Pictures stay out of the copy; set down each line of the listing below exactly.

_ _ _ _ _

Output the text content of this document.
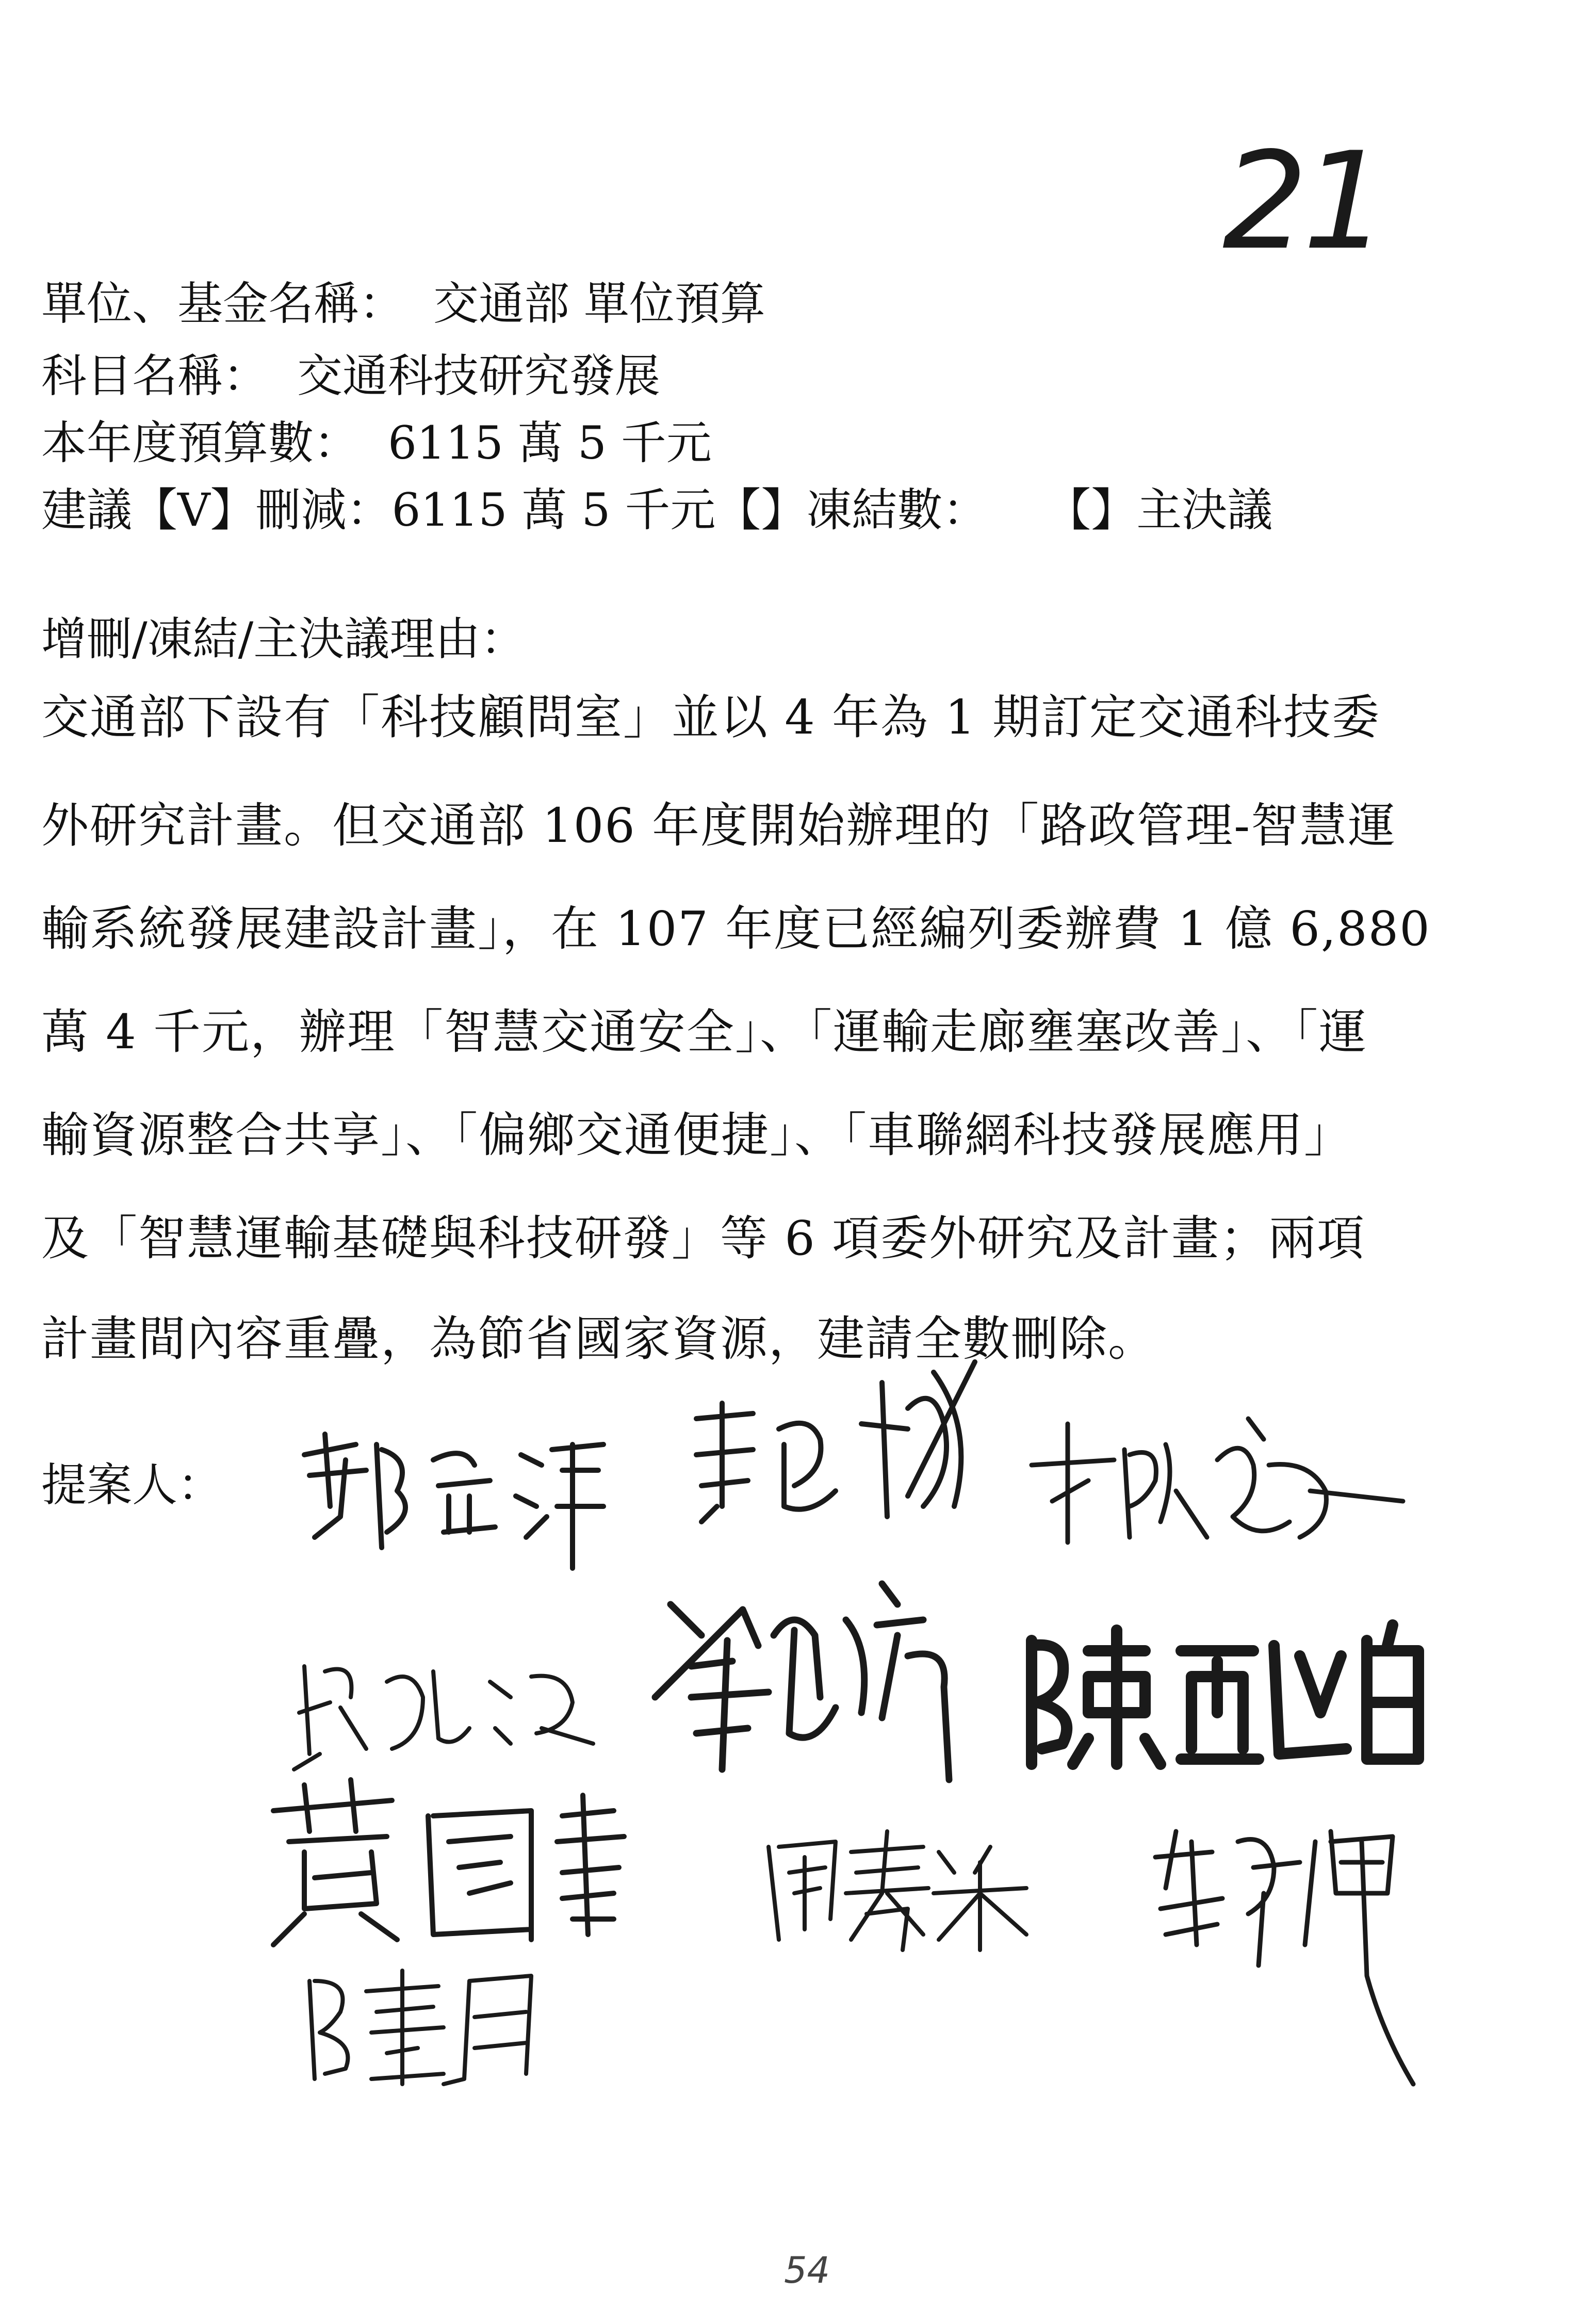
21
單位、基金名稱：  交通部 單位預算
科目名稱：  交通科技研究發展
本年度預算數：  6115 萬 5 千元
建議【V】刪減：6115 萬 5 千元【】凍結數：    【】主決議
增刪/凍結/主決議理由：
交通部下設有「科技顧問室」並以 4 年為 1 期訂定交通科技委
外研究計畫。但交通部 106 年度開始辦理的「路政管理-智慧運
輸系統發展建設計畫」，在 107 年度已經編列委辦費 1 億 6,880
萬 4 千元，辦理「智慧交通安全」、「運輸走廊壅塞改善」、「運
輸資源整合共享」、「偏鄉交通便捷」、「車聯網科技發展應用」
及「智慧運輸基礎與科技研發」等 6 項委外研究及計畫；兩項
計畫間內容重疊，為節省國家資源，建請全數刪除。
提案人：
54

_ _ _ _ _

→ **Worked answer**:
Output the text content of this document.
21
單位、基金名稱：  交通部 單位預算
科目名稱：  交通科技研究發展
本年度預算數：  6115 萬 5 千元
建議【V】刪減：6115 萬 5 千元【】凍結數：    【】主決議
增刪/凍結/主決議理由：
交通部下設有「科技顧問室」並以 4 年為 1 期訂定交通科技委
外研究計畫。但交通部 106 年度開始辦理的「路政管理-智慧運
輸系統發展建設計畫」，在 107 年度已經編列委辦費 1 億 6,880
萬 4 千元，辦理「智慧交通安全」、「運輸走廊壅塞改善」、「運
輸資源整合共享」、「偏鄉交通便捷」、「車聯網科技發展應用」
及「智慧運輸基礎與科技研發」等 6 項委外研究及計畫；兩項
計畫間內容重疊，為節省國家資源，建請全數刪除。
提案人：
54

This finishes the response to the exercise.